» **Given task**
Copy out each line below that has the word "close" in it.

» **Provided records**
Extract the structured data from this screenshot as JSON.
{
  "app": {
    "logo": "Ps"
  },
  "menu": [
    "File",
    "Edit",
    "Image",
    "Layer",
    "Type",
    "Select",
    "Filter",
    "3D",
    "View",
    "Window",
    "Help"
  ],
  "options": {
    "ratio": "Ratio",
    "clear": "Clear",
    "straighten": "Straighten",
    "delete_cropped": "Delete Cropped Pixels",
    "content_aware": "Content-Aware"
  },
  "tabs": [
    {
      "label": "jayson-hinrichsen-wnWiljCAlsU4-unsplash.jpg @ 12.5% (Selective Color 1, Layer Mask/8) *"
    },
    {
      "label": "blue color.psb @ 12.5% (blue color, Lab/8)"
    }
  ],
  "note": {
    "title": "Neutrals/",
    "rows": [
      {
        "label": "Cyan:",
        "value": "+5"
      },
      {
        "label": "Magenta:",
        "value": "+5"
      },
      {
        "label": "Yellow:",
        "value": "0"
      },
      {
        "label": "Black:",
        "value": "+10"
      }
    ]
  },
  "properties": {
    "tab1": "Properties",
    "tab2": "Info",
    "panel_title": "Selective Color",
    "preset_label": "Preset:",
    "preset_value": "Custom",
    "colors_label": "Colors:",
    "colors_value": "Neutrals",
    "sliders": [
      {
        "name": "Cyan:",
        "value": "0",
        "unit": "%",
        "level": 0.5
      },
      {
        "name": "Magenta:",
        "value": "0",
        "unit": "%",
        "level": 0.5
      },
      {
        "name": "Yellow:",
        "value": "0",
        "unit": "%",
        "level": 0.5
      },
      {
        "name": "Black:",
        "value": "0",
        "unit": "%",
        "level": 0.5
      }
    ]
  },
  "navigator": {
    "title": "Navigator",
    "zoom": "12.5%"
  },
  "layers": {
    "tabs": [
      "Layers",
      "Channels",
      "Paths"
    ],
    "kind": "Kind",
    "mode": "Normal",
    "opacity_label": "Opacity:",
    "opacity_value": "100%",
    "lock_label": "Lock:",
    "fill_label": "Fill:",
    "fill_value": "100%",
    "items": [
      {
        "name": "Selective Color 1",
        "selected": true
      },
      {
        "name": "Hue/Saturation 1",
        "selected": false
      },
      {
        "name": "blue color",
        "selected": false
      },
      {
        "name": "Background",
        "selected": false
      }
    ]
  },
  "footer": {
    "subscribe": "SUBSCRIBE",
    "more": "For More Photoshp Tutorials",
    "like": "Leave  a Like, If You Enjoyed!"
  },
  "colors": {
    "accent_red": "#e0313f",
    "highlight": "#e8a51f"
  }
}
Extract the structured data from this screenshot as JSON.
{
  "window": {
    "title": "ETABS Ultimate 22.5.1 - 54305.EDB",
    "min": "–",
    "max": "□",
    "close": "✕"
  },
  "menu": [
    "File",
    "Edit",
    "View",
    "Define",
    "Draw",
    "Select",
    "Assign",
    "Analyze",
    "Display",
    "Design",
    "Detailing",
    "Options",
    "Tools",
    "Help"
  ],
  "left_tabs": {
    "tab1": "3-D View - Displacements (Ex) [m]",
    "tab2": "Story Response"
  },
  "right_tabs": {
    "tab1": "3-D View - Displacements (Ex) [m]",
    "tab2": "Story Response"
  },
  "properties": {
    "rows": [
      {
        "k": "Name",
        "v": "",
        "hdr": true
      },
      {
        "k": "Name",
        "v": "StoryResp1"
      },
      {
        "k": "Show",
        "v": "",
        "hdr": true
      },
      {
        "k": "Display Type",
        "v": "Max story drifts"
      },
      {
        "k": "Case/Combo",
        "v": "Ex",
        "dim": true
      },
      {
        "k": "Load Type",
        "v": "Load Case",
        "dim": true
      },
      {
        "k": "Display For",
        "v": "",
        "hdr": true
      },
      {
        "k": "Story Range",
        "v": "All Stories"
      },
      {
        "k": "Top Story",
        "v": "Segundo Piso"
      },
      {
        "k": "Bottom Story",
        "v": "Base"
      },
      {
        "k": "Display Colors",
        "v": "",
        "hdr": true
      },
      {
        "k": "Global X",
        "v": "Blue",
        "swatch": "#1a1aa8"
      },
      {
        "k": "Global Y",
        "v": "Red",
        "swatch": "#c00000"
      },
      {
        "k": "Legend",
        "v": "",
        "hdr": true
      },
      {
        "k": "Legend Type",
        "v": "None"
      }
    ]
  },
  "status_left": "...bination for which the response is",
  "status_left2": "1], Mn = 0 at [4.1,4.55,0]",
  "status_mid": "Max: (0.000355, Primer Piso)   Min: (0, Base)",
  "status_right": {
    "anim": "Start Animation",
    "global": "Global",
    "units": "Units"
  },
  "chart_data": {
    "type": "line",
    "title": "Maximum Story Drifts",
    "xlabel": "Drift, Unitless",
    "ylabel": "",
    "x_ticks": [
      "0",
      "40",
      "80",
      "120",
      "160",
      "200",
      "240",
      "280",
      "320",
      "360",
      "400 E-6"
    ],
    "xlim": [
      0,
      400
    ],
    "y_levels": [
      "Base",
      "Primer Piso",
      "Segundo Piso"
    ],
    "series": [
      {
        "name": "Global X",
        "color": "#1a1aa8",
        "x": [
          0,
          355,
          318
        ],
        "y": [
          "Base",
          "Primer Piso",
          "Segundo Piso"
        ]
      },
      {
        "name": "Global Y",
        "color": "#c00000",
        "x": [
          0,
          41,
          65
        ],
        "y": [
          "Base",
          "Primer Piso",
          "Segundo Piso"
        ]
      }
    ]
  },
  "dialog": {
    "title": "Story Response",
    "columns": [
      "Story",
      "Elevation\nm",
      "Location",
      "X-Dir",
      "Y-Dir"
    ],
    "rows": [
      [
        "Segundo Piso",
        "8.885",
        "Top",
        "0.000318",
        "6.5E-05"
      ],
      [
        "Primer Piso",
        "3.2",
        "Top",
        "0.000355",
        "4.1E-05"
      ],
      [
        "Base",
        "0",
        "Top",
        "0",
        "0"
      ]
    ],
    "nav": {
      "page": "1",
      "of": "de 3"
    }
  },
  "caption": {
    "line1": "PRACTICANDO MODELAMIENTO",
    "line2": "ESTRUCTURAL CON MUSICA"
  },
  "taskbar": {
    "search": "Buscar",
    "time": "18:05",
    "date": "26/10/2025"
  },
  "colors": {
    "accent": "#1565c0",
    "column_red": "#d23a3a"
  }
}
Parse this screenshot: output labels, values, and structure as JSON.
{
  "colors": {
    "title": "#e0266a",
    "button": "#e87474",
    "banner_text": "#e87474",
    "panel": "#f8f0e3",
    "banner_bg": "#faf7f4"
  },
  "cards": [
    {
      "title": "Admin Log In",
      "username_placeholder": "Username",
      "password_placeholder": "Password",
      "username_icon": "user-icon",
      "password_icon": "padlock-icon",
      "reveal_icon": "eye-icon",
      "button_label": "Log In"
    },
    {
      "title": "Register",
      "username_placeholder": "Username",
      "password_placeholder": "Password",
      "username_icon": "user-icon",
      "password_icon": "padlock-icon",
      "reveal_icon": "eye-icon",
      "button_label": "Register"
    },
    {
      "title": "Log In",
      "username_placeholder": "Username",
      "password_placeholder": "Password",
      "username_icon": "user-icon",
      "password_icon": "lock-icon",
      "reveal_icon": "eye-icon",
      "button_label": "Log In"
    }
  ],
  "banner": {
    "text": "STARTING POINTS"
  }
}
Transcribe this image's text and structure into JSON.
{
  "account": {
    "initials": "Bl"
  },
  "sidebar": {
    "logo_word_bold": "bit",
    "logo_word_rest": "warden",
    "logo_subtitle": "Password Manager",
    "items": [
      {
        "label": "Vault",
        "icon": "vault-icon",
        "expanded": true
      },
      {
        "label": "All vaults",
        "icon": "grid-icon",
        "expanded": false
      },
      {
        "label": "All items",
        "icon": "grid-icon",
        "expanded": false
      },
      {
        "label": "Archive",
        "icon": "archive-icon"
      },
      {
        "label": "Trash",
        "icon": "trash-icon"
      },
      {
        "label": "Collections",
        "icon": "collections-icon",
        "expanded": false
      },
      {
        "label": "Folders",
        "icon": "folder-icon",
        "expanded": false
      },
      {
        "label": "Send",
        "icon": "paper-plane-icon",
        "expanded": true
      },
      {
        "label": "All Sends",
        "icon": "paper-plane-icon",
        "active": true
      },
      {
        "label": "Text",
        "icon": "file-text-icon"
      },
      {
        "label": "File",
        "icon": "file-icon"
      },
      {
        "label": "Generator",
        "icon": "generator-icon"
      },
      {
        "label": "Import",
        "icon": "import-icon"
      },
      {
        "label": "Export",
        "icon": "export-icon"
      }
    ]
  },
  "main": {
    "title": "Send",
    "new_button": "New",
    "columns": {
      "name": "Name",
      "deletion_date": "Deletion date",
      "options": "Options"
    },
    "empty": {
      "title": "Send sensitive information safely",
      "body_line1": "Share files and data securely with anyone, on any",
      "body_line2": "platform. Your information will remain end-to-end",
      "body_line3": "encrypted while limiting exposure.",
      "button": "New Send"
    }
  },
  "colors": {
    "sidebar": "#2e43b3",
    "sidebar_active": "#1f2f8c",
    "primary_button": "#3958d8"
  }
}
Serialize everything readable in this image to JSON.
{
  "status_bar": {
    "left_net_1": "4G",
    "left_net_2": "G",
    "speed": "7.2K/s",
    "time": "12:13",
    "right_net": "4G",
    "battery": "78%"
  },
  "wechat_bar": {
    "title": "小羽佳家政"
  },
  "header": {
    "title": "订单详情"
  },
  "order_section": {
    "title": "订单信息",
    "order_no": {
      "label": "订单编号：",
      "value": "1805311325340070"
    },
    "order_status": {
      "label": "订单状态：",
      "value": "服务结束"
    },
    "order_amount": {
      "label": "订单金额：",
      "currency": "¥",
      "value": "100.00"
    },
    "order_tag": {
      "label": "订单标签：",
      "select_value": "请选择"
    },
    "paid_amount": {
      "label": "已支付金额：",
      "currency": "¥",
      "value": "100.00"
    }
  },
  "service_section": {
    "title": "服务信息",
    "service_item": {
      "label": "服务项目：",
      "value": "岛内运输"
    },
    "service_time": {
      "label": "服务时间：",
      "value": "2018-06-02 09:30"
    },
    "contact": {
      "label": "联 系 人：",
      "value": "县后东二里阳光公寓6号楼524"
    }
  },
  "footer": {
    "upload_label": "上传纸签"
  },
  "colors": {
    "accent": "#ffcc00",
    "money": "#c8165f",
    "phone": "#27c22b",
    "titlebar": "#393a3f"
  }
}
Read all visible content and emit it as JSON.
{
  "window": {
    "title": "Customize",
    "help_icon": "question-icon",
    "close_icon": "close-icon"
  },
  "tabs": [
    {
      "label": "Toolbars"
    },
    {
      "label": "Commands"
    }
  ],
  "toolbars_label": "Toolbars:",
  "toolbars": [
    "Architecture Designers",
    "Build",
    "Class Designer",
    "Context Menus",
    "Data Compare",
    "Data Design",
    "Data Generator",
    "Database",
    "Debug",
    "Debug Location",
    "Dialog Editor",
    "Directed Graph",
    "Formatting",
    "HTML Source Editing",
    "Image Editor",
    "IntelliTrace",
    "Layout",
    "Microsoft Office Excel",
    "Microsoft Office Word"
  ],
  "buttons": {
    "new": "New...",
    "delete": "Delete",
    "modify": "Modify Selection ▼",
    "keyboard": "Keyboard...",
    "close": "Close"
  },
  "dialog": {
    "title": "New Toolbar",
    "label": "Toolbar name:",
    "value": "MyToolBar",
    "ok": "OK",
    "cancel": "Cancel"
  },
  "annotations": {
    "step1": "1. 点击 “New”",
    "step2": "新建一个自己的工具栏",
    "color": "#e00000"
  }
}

» **Written solution**
    "close": "✕"
    "close_icon": "close-icon"
    "close": "Close"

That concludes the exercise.